Combattre la crise de l’eau, une urgence pour l’ONU
Une crise planétaire des ressources en eau menace. Si rien n’est fait, le développement humain, économique et la stabilité politique de nombreuses régions du monde seront en péril. Tel est en substance le message des Nations unies, qui publient, jeudi 12 mars, le troisième rapport mondial sur les ressources en eau, à quelques jours du Forum mondial de l’eau, qui rassemblera quelque 15.000 personnes à Istanbul, à partir du 16 mars.
Sous l’égide de l’Unesco, vingt-six agences de l’ONU ont travaillé sur ce document, publié tous les trois ans avant chaque forum. Pour la première fois, le ton est alarmant. “En dépit du caractère vital de l’eau, le secteur souffre d’un manque chronique d’intérêt politique, d’une mauvaise gouvernance, et de sous-investissement, affirme en préambule du texte Koïchiro Matssura, le directeur de l’Unesco. Il faut agir d’urgence pour éviter une crise globale.”
Démographie
La croissance de la population mondiale, de 80 millions de personnes par an, augmente les besoins en eau de 64 milliards de mètres cubes chaque année. Facteur aggravant, cette croissance est concentrée dans les villes, dont l’approvisionnement sera l’un des grands défis à venir.
Besoins
La part de l’eau potable dans les besoins reste cependant faible. C’est pour l’agriculture, la production d’énergie et le développement économique que les exigences sont les plus importantes. En matière agricole, l’évolution des habitudes alimentaires pèse lourdement. “La croissance économique dans les pays émergents conduit à l’apparition d’une classe moyenne consommatrice de lait, de pain, de viande“, relève le texte. La production d’un kilo de blé nécessite de 400 à 2.000 litres d’eau, selon les régions, et celle d’un kilo de viande de 1.000 à 20.000 litres.

> **TÂCHES**:
1 – D'après le texte sur la crise de l'eau, combien d'agences de l'ONU ont travaillé sur le troisième rapport mondial sur les ressources en eau ?
2 – Résumez sous forme de liste, s'il vous plaît, le paragraphe du texte sur la crise de l'eau qui commence par « La part de l'eau potable », en conservant ses faits principaux.
3 – Prolongez le texte sur la crise de l'eau à partir de sa dernière phrase.

> **MATÉRIEL FOURNI**:
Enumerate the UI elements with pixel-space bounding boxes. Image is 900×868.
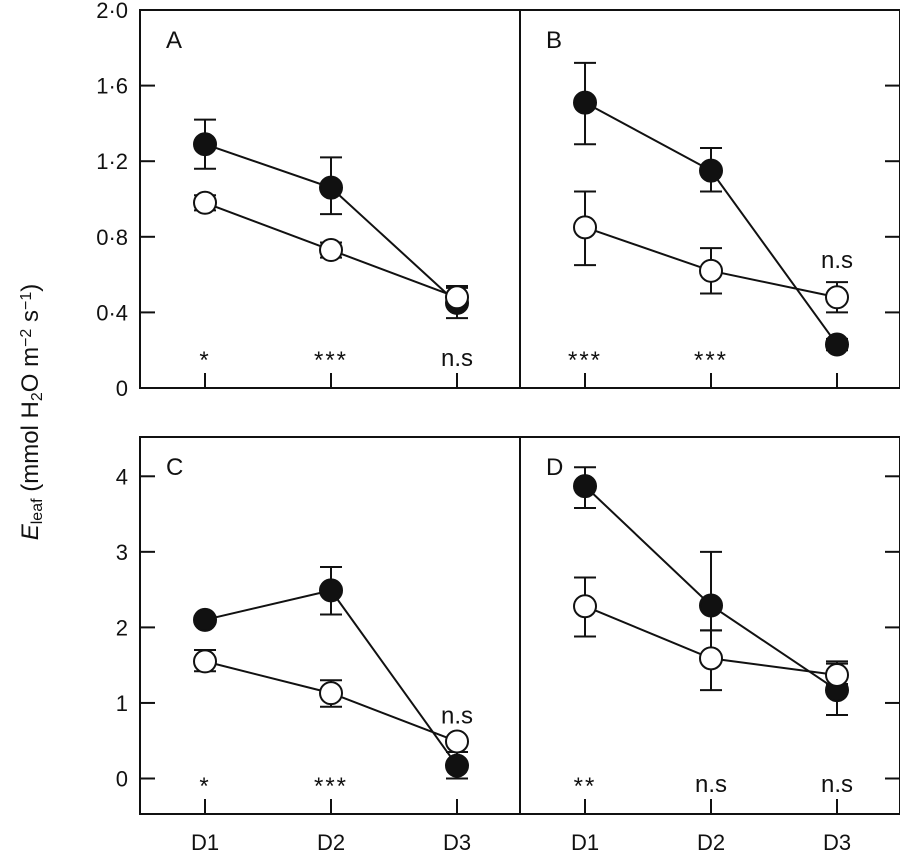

> **CORRIGÉ DES EXERCICES**:
1 – Vingt-six agences de l'ONU, sous l'égide de l'Unesco.

2 –
- L'eau potable ne représente qu'une faible part des besoins.
- Les exigences les plus importantes viennent de l'agriculture, de la production d'énergie et du développement économique.
- En agriculture, l'évolution des habitudes alimentaires pèse lourdement : la croissance économique des pays émergents fait apparaître une classe moyenne qui consomme du lait, du pain et de la viande.
- Produire un kilo de blé demande de 400 à 2.000 litres d'eau selon les régions, et un kilo de viande de 1.000 à 20.000 litres.

3 –
Industrie
L’énergie est le deuxième secteur utilisateur. La lutte contre les émissions de gaz à effet de serre stimule le développement de l’hydroélectricité, qui assure aujourd’hui 20 % de la production électrique mondiale, et des agrocarburants. Or 2.500 litres d’eau sont nécessaires à la fabrication d’un litre de carburant “vert”. Une ressource abondante est aussi indispensable au refroidissement des centrales thermiques et nucléaires. Les entreprises, en particulier dans les secteurs du textile, de l’électronique, de l’agroalimentaire, des mines et de la métallurgie, ont elles aussi besoin de grandes quantités d’eau pour fonctionner.
Changement climatique
Dans le même temps, les régimes hydrologiques sont déréglés par le réchauffement. Les modèles climatiques s’accordent à prévoir des sécheresses plus longues et des inondations plus nombreuses. Dans les régions alimentées par des glaciers ou des neiges, la fonte est plus précoce, rendant l’eau disponible au printemps et non en été, au plus fort des besoins.
Ecosystèmes dégradés
De multiples facettes de la crise de l’eau sont visibles. Les conflits entre utilisateurs, les tensions entre pays se multiplient. Les écosystèmes, surexploités, se dégradent. “Dans certaines régions, la réduction des stocks et la pollution ont atteint un point de non-retour“, affirment les auteurs du rapport. Certains grands fleuves, comme le Colorado, le Nil, ou le fleuve Jaune, n’atteignent plus la mer. L’assèchement des zones humides, la baisse des nappes souterraines, la pollution par les rejets industriels, agricoles, ou urbains, la prolifération d’algues nocives n’ont pas seulement des conséquences graves pour la biodiversité, elles hypothèquent la capacité des écosystèmes à fournir une eau saine aux générations futures.
Impact économique
Les sécheresses survenues en Australie, en Chine, en Californie, aboutissent à une limitation de la production agricole et à des pertes économiques. Au Kenya, l’impact combiné de la sécheresse et des inondations subies entre 1997 et 2000 a été évalué à 4,8 milliards de dollars (3,8 milliards d’euros), soit 16 % du produit intérieur brut (PIB).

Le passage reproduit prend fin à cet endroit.